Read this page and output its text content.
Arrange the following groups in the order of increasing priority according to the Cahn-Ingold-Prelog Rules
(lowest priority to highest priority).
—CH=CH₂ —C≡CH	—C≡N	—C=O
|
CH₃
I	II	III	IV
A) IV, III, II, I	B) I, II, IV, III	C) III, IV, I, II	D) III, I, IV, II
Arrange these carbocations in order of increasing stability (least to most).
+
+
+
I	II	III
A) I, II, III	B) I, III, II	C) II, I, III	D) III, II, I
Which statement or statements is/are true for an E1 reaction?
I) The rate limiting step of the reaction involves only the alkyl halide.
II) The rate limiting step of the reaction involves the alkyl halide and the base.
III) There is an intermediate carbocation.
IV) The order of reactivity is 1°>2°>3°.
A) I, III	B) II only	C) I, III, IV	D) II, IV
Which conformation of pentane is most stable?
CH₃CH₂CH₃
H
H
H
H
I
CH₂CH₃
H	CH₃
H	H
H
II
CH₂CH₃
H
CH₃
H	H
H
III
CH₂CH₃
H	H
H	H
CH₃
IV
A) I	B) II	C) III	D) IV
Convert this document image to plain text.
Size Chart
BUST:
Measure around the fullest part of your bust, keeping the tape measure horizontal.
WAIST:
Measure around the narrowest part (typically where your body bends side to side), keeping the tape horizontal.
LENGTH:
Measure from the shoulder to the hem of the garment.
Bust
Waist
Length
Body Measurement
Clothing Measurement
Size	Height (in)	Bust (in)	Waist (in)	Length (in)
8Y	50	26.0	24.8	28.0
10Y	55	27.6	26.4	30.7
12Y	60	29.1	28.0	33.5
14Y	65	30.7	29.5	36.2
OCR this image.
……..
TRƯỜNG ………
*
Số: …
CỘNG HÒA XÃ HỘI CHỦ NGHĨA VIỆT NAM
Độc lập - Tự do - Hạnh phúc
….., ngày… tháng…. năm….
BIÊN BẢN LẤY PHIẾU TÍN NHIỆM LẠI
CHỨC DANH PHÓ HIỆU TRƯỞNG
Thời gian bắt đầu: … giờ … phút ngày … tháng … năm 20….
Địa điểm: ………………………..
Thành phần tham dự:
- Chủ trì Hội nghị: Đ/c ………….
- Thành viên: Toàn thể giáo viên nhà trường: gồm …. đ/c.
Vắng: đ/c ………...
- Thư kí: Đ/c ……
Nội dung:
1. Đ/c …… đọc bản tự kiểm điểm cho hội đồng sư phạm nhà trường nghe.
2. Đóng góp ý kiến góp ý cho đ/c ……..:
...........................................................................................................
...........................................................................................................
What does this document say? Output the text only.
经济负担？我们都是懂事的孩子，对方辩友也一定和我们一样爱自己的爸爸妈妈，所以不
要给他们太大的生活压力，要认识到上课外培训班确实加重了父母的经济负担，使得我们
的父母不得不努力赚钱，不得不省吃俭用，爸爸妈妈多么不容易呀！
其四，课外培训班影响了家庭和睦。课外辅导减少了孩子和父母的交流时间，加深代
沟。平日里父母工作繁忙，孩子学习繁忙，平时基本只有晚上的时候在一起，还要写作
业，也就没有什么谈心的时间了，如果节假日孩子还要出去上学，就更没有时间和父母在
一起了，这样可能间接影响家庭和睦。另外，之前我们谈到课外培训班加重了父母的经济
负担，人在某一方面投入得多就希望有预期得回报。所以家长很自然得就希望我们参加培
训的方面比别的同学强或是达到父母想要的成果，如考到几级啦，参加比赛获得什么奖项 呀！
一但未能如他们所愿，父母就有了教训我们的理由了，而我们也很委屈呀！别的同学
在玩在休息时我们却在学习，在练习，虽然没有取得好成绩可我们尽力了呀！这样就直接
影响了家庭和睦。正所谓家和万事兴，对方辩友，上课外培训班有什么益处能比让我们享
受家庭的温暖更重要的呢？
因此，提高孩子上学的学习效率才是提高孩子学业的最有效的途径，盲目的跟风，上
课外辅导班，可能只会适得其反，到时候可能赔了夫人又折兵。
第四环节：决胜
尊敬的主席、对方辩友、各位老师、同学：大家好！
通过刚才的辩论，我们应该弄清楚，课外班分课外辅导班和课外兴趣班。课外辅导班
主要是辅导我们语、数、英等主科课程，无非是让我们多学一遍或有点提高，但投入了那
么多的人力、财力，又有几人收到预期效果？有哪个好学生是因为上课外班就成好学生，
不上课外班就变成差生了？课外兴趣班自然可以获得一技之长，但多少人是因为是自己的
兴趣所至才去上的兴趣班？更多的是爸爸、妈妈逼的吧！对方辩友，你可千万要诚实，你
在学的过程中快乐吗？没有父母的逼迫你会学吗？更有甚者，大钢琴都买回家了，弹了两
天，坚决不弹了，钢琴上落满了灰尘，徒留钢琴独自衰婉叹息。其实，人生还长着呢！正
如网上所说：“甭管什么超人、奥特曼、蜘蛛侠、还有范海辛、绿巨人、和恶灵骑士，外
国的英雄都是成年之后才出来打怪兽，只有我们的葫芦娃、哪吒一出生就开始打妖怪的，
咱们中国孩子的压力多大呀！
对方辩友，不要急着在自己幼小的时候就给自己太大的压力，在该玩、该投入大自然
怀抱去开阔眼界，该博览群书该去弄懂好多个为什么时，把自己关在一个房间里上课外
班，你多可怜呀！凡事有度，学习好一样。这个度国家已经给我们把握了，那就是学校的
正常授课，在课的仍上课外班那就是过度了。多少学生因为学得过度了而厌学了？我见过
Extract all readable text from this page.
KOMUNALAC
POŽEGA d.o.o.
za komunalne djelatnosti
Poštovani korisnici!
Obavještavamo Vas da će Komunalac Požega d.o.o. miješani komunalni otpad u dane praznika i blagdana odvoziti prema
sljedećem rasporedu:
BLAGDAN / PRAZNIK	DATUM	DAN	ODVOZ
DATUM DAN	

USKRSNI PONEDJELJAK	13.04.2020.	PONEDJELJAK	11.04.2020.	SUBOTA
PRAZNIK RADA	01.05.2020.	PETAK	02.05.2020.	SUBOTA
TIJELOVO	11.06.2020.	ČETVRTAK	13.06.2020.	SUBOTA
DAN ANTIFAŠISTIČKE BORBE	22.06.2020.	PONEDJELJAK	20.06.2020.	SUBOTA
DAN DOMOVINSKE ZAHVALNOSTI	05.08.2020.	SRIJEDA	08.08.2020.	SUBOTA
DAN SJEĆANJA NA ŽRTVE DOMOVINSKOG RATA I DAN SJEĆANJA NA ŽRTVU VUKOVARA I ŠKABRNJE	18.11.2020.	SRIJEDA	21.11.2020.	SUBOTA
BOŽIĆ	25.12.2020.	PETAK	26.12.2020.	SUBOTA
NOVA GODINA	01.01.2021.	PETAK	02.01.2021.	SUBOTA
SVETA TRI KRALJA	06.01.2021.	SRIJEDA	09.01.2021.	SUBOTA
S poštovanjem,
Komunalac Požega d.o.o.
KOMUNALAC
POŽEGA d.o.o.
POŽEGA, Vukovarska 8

-- Aim --
From the records above, extract every line exactly as it stands.

-- Answer to the problem --
Read this page and output its text content.
Arrange the following groups in the order of increasing priority according to the Cahn-Ingold-Prelog Rules
(lowest priority to highest priority).
—CH=CH₂ —C≡CH	—C≡N	—C=O
|
CH₃
I	II	III	IV
A) IV, III, II, I	B) I, II, IV, III	C) III, IV, I, II	D) III, I, IV, II
Arrange these carbocations in order of increasing stability (least to most).
+
+
+
I	II	III
A) I, II, III	B) I, III, II	C) II, I, III	D) III, II, I
Which statement or statements is/are true for an E1 reaction?
I) The rate limiting step of the reaction involves only the alkyl halide.
II) The rate limiting step of the reaction involves the alkyl halide and the base.
III) There is an intermediate carbocation.
IV) The order of reactivity is 1°>2°>3°.
A) I, III	B) II only	C) I, III, IV	D) II, IV
Which conformation of pentane is most stable?
CH₃CH₂CH₃
H
H
H
H
I
CH₂CH₃
H	CH₃
H	H
H
II
CH₂CH₃
H
CH₃
H	H
H
III
CH₂CH₃
H	H
H	H
CH₃
IV
A) I	B) II	C) III	D) IV
Convert this document image to plain text.
Size Chart
BUST:
Measure around the fullest part of your bust, keeping the tape measure horizontal.
WAIST:
Measure around the narrowest part (typically where your body bends side to side), keeping the tape horizontal.
LENGTH:
Measure from the shoulder to the hem of the garment.
Bust
Waist
Length
Body Measurement
Clothing Measurement
Size	Height (in)	Bust (in)	Waist (in)	Length (in)
8Y	50	26.0	24.8	28.0
10Y	55	27.6	26.4	30.7
12Y	60	29.1	28.0	33.5
14Y	65	30.7	29.5	36.2
OCR this image.
……..
TRƯỜNG ………
*
Số: …
CỘNG HÒA XÃ HỘI CHỦ NGHĨA VIỆT NAM
Độc lập - Tự do - Hạnh phúc
….., ngày… tháng…. năm….
BIÊN BẢN LẤY PHIẾU TÍN NHIỆM LẠI
CHỨC DANH PHÓ HIỆU TRƯỞNG
Thời gian bắt đầu: … giờ … phút ngày … tháng … năm 20….
Địa điểm: ………………………..
Thành phần tham dự:
- Chủ trì Hội nghị: Đ/c ………….
- Thành viên: Toàn thể giáo viên nhà trường: gồm …. đ/c.
Vắng: đ/c ………...
- Thư kí: Đ/c ……
Nội dung:
1. Đ/c …… đọc bản tự kiểm điểm cho hội đồng sư phạm nhà trường nghe.
2. Đóng góp ý kiến góp ý cho đ/c ……..:
...........................................................................................................
...........................................................................................................
What does this document say? Output the text only.
经济负担？我们都是懂事的孩子，对方辩友也一定和我们一样爱自己的爸爸妈妈，所以不
要给他们太大的生活压力，要认识到上课外培训班确实加重了父母的经济负担，使得我们
的父母不得不努力赚钱，不得不省吃俭用，爸爸妈妈多么不容易呀！
其四，课外培训班影响了家庭和睦。课外辅导减少了孩子和父母的交流时间，加深代
沟。平日里父母工作繁忙，孩子学习繁忙，平时基本只有晚上的时候在一起，还要写作
业，也就没有什么谈心的时间了，如果节假日孩子还要出去上学，就更没有时间和父母在
一起了，这样可能间接影响家庭和睦。另外，之前我们谈到课外培训班加重了父母的经济
负担，人在某一方面投入得多就希望有预期得回报。所以家长很自然得就希望我们参加培
训的方面比别的同学强或是达到父母想要的成果，如考到几级啦，参加比赛获得什么奖项 呀！
一但未能如他们所愿，父母就有了教训我们的理由了，而我们也很委屈呀！别的同学
在玩在休息时我们却在学习，在练习，虽然没有取得好成绩可我们尽力了呀！这样就直接
影响了家庭和睦。正所谓家和万事兴，对方辩友，上课外培训班有什么益处能比让我们享
受家庭的温暖更重要的呢？
因此，提高孩子上学的学习效率才是提高孩子学业的最有效的途径，盲目的跟风，上
课外辅导班，可能只会适得其反，到时候可能赔了夫人又折兵。
第四环节：决胜
尊敬的主席、对方辩友、各位老师、同学：大家好！
通过刚才的辩论，我们应该弄清楚，课外班分课外辅导班和课外兴趣班。课外辅导班
主要是辅导我们语、数、英等主科课程，无非是让我们多学一遍或有点提高，但投入了那
么多的人力、财力，又有几人收到预期效果？有哪个好学生是因为上课外班就成好学生，
不上课外班就变成差生了？课外兴趣班自然可以获得一技之长，但多少人是因为是自己的
兴趣所至才去上的兴趣班？更多的是爸爸、妈妈逼的吧！对方辩友，你可千万要诚实，你
在学的过程中快乐吗？没有父母的逼迫你会学吗？更有甚者，大钢琴都买回家了，弹了两
天，坚决不弹了，钢琴上落满了灰尘，徒留钢琴独自衰婉叹息。其实，人生还长着呢！正
如网上所说：“甭管什么超人、奥特曼、蜘蛛侠、还有范海辛、绿巨人、和恶灵骑士，外
国的英雄都是成年之后才出来打怪兽，只有我们的葫芦娃、哪吒一出生就开始打妖怪的，
咱们中国孩子的压力多大呀！
对方辩友，不要急着在自己幼小的时候就给自己太大的压力，在该玩、该投入大自然
怀抱去开阔眼界，该博览群书该去弄懂好多个为什么时，把自己关在一个房间里上课外
班，你多可怜呀！凡事有度，学习好一样。这个度国家已经给我们把握了，那就是学校的
正常授课，在课的仍上课外班那就是过度了。多少学生因为学得过度了而厌学了？我见过
Extract all readable text from this page.
KOMUNALAC
POŽEGA d.o.o.
za komunalne djelatnosti
Poštovani korisnici!
Obavještavamo Vas da će Komunalac Požega d.o.o. miješani komunalni otpad u dane praznika i blagdana odvoziti prema
sljedećem rasporedu:
BLAGDAN / PRAZNIK	DATUM	DAN	ODVOZ
DATUM DAN	

USKRSNI PONEDJELJAK	13.04.2020.	PONEDJELJAK	11.04.2020.	SUBOTA
PRAZNIK RADA	01.05.2020.	PETAK	02.05.2020.	SUBOTA
TIJELOVO	11.06.2020.	ČETVRTAK	13.06.2020.	SUBOTA
DAN ANTIFAŠISTIČKE BORBE	22.06.2020.	PONEDJELJAK	20.06.2020.	SUBOTA
DAN DOMOVINSKE ZAHVALNOSTI	05.08.2020.	SRIJEDA	08.08.2020.	SUBOTA
DAN SJEĆANJA NA ŽRTVE DOMOVINSKOG RATA I DAN SJEĆANJA NA ŽRTVU VUKOVARA I ŠKABRNJE	18.11.2020.	SRIJEDA	21.11.2020.	SUBOTA
BOŽIĆ	25.12.2020.	PETAK	26.12.2020.	SUBOTA
NOVA GODINA	01.01.2021.	PETAK	02.01.2021.	SUBOTA
SVETA TRI KRALJA	06.01.2021.	SRIJEDA	09.01.2021.	SUBOTA
S poštovanjem,
Komunalac Požega d.o.o.
KOMUNALAC
POŽEGA d.o.o.
POŽEGA, Vukovarska 8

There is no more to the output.